### OBJECTIVE
Identify and pull out each line of the entries in which "source" occurs.

### LISTED ENTRIES
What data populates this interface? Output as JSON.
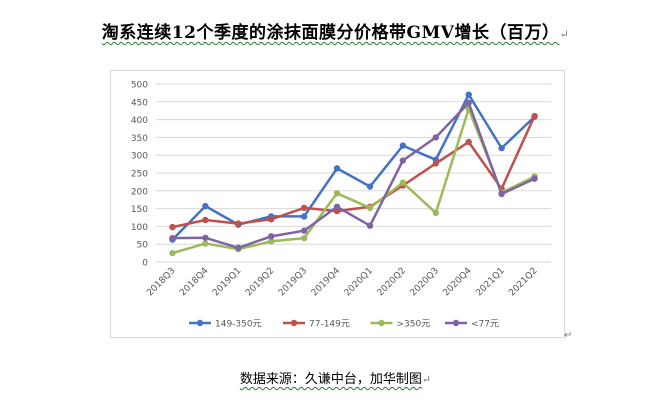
{
  "document": {
    "title": "淘系连续12个季度的涂抹面膜分价格带GMV增长（百万）",
    "source": "数据来源：久谦中台，加华制图",
    "para_mark": "↵"
  },
  "chart_data": {
    "type": "line",
    "categories": [
      "2018Q3",
      "2018Q4",
      "2019Q1",
      "2019Q2",
      "2019Q3",
      "2019Q4",
      "2020Q1",
      "2020Q2",
      "2020Q3",
      "2020Q4",
      "2021Q1",
      "2021Q2"
    ],
    "ylim": [
      0,
      500
    ],
    "yticks": [
      0,
      50,
      100,
      150,
      200,
      250,
      300,
      350,
      400,
      450,
      500
    ],
    "grid": true,
    "legend_position": "bottom",
    "series": [
      {
        "name": "149-350元",
        "color": "#4472C4",
        "values": [
          63,
          157,
          105,
          128,
          128,
          263,
          212,
          327,
          287,
          470,
          320,
          408
        ]
      },
      {
        "name": "77-149元",
        "color": "#C0504D",
        "values": [
          98,
          118,
          108,
          120,
          152,
          143,
          155,
          215,
          277,
          337,
          206,
          410
        ]
      },
      {
        "name": ">350元",
        "color": "#9BBB59",
        "values": [
          25,
          52,
          36,
          58,
          67,
          193,
          152,
          223,
          138,
          430,
          195,
          240
        ]
      },
      {
        "name": "<77元",
        "color": "#8064A2",
        "values": [
          67,
          68,
          40,
          72,
          88,
          155,
          102,
          285,
          350,
          447,
          191,
          234
        ]
      }
    ]
  }
}
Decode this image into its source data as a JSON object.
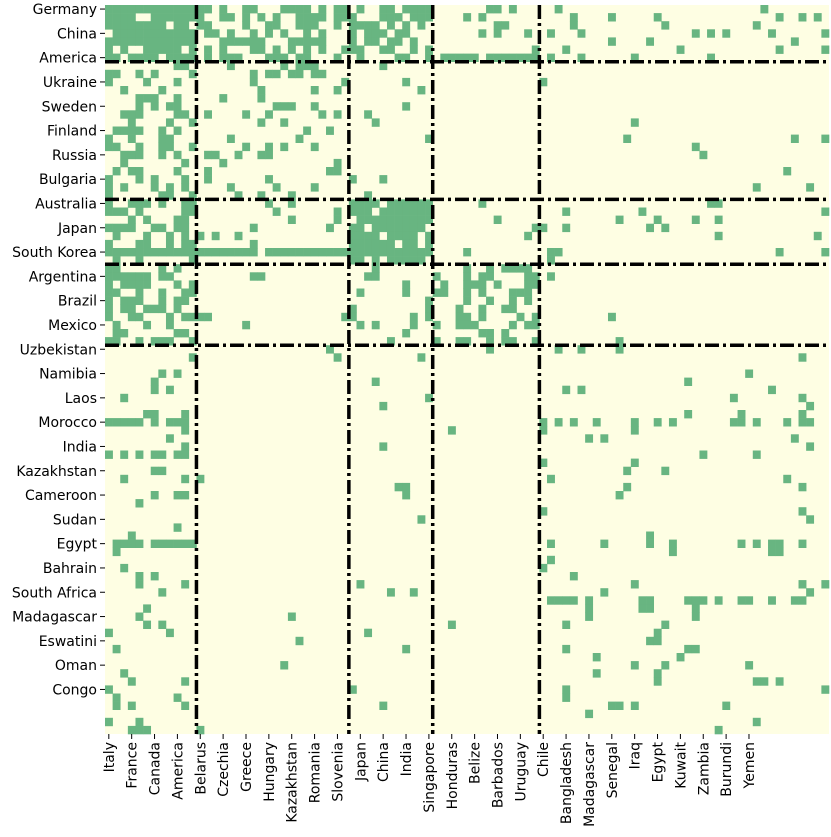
{
  "chart_data": {
    "type": "heatmap",
    "title": "",
    "xlabel": "",
    "ylabel": "",
    "colors": {
      "background": "#fefee3",
      "filled": "#68b581",
      "separator": "#000000"
    },
    "n_rows": 90,
    "n_cols": 95,
    "row_tick_labels": [
      {
        "row": 0,
        "label": "Germany"
      },
      {
        "row": 3,
        "label": "China"
      },
      {
        "row": 6,
        "label": "America"
      },
      {
        "row": 9,
        "label": "Ukraine"
      },
      {
        "row": 12,
        "label": "Sweden"
      },
      {
        "row": 15,
        "label": "Finland"
      },
      {
        "row": 18,
        "label": "Russia"
      },
      {
        "row": 21,
        "label": "Bulgaria"
      },
      {
        "row": 24,
        "label": "Australia"
      },
      {
        "row": 27,
        "label": "Japan"
      },
      {
        "row": 30,
        "label": "South Korea"
      },
      {
        "row": 33,
        "label": "Argentina"
      },
      {
        "row": 36,
        "label": "Brazil"
      },
      {
        "row": 39,
        "label": "Mexico"
      },
      {
        "row": 42,
        "label": "Uzbekistan"
      },
      {
        "row": 45,
        "label": "Namibia"
      },
      {
        "row": 48,
        "label": "Laos"
      },
      {
        "row": 51,
        "label": "Morocco"
      },
      {
        "row": 54,
        "label": "India"
      },
      {
        "row": 57,
        "label": "Kazakhstan"
      },
      {
        "row": 60,
        "label": "Cameroon"
      },
      {
        "row": 63,
        "label": "Sudan"
      },
      {
        "row": 66,
        "label": "Egypt"
      },
      {
        "row": 69,
        "label": "Bahrain"
      },
      {
        "row": 72,
        "label": "South Africa"
      },
      {
        "row": 75,
        "label": "Madagascar"
      },
      {
        "row": 78,
        "label": "Eswatini"
      },
      {
        "row": 81,
        "label": "Oman"
      },
      {
        "row": 84,
        "label": "Congo"
      }
    ],
    "col_tick_labels": [
      {
        "col": 0,
        "label": "Italy"
      },
      {
        "col": 3,
        "label": "France"
      },
      {
        "col": 6,
        "label": "Canada"
      },
      {
        "col": 9,
        "label": "America"
      },
      {
        "col": 12,
        "label": "Belarus"
      },
      {
        "col": 15,
        "label": "Czechia"
      },
      {
        "col": 18,
        "label": "Greece"
      },
      {
        "col": 21,
        "label": "Hungary"
      },
      {
        "col": 24,
        "label": "Kazakhstan"
      },
      {
        "col": 27,
        "label": "Romania"
      },
      {
        "col": 30,
        "label": "Slovenia"
      },
      {
        "col": 33,
        "label": "Japan"
      },
      {
        "col": 36,
        "label": "China"
      },
      {
        "col": 39,
        "label": "India"
      },
      {
        "col": 42,
        "label": "Singapore"
      },
      {
        "col": 45,
        "label": "Honduras"
      },
      {
        "col": 48,
        "label": "Belize"
      },
      {
        "col": 51,
        "label": "Barbados"
      },
      {
        "col": 54,
        "label": "Uruguay"
      },
      {
        "col": 57,
        "label": "Chile"
      },
      {
        "col": 60,
        "label": "Bangladesh"
      },
      {
        "col": 63,
        "label": "Madagascar"
      },
      {
        "col": 66,
        "label": "Senegal"
      },
      {
        "col": 69,
        "label": "Iraq"
      },
      {
        "col": 72,
        "label": "Egypt"
      },
      {
        "col": 75,
        "label": "Kuwait"
      },
      {
        "col": 78,
        "label": "Zambia"
      },
      {
        "col": 81,
        "label": "Burundi"
      },
      {
        "col": 84,
        "label": "Yemen"
      }
    ],
    "horizontal_separators_after_row": [
      6.5,
      23.5,
      31.5,
      41.5
    ],
    "vertical_separators_after_col": [
      11.5,
      31.5,
      42.5,
      56.5
    ],
    "blocks": [
      {
        "rows": [
          0,
          6
        ],
        "cols": [
          0,
          11
        ],
        "density": 0.85
      },
      {
        "rows": [
          0,
          6
        ],
        "cols": [
          12,
          31
        ],
        "density": 0.55
      },
      {
        "rows": [
          0,
          6
        ],
        "cols": [
          32,
          42
        ],
        "density": 0.6
      },
      {
        "rows": [
          0,
          6
        ],
        "cols": [
          43,
          56
        ],
        "density": 0.12
      },
      {
        "rows": [
          0,
          6
        ],
        "cols": [
          57,
          94
        ],
        "density": 0.1
      },
      {
        "rows": [
          7,
          23
        ],
        "cols": [
          0,
          11
        ],
        "density": 0.4
      },
      {
        "rows": [
          7,
          23
        ],
        "cols": [
          12,
          31
        ],
        "density": 0.18
      },
      {
        "rows": [
          7,
          23
        ],
        "cols": [
          32,
          42
        ],
        "density": 0.06
      },
      {
        "rows": [
          7,
          23
        ],
        "cols": [
          43,
          56
        ],
        "density": 0.0
      },
      {
        "rows": [
          7,
          23
        ],
        "cols": [
          57,
          94
        ],
        "density": 0.02
      },
      {
        "rows": [
          24,
          31
        ],
        "cols": [
          0,
          11
        ],
        "density": 0.55
      },
      {
        "rows": [
          24,
          31
        ],
        "cols": [
          12,
          31
        ],
        "density": 0.1
      },
      {
        "rows": [
          24,
          31
        ],
        "cols": [
          32,
          42
        ],
        "density": 0.8
      },
      {
        "rows": [
          24,
          31
        ],
        "cols": [
          43,
          56
        ],
        "density": 0.08
      },
      {
        "rows": [
          24,
          31
        ],
        "cols": [
          57,
          94
        ],
        "density": 0.07
      },
      {
        "rows": [
          32,
          41
        ],
        "cols": [
          0,
          11
        ],
        "density": 0.45
      },
      {
        "rows": [
          32,
          41
        ],
        "cols": [
          12,
          31
        ],
        "density": 0.03
      },
      {
        "rows": [
          32,
          41
        ],
        "cols": [
          32,
          42
        ],
        "density": 0.2
      },
      {
        "rows": [
          32,
          41
        ],
        "cols": [
          43,
          56
        ],
        "density": 0.35
      },
      {
        "rows": [
          32,
          41
        ],
        "cols": [
          57,
          94
        ],
        "density": 0.02
      },
      {
        "rows": [
          42,
          89
        ],
        "cols": [
          0,
          11
        ],
        "density": 0.1
      },
      {
        "rows": [
          42,
          89
        ],
        "cols": [
          12,
          31
        ],
        "density": 0.01
      },
      {
        "rows": [
          42,
          89
        ],
        "cols": [
          32,
          42
        ],
        "density": 0.04
      },
      {
        "rows": [
          42,
          89
        ],
        "cols": [
          43,
          56
        ],
        "density": 0.005
      },
      {
        "rows": [
          42,
          89
        ],
        "cols": [
          57,
          94
        ],
        "density": 0.05
      }
    ],
    "dense_rows": [
      {
        "row": 6,
        "cols": [
          43,
          56
        ],
        "density": 0.8
      },
      {
        "row": 30,
        "cols": [
          0,
          42
        ],
        "density": 0.85
      },
      {
        "row": 51,
        "cols": [
          0,
          11
        ],
        "density": 0.6
      },
      {
        "row": 51,
        "cols": [
          57,
          94
        ],
        "density": 0.3
      },
      {
        "row": 55,
        "cols": [
          0,
          11
        ],
        "density": 0.5
      },
      {
        "row": 66,
        "cols": [
          0,
          11
        ],
        "density": 0.8
      },
      {
        "row": 66,
        "cols": [
          57,
          94
        ],
        "density": 0.35
      },
      {
        "row": 73,
        "cols": [
          57,
          94
        ],
        "density": 0.4
      }
    ]
  }
}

### THE RESPONSE
    "source": "数据来源：久谦中台，加华制图",
Decode this image into its source data as a JSON object.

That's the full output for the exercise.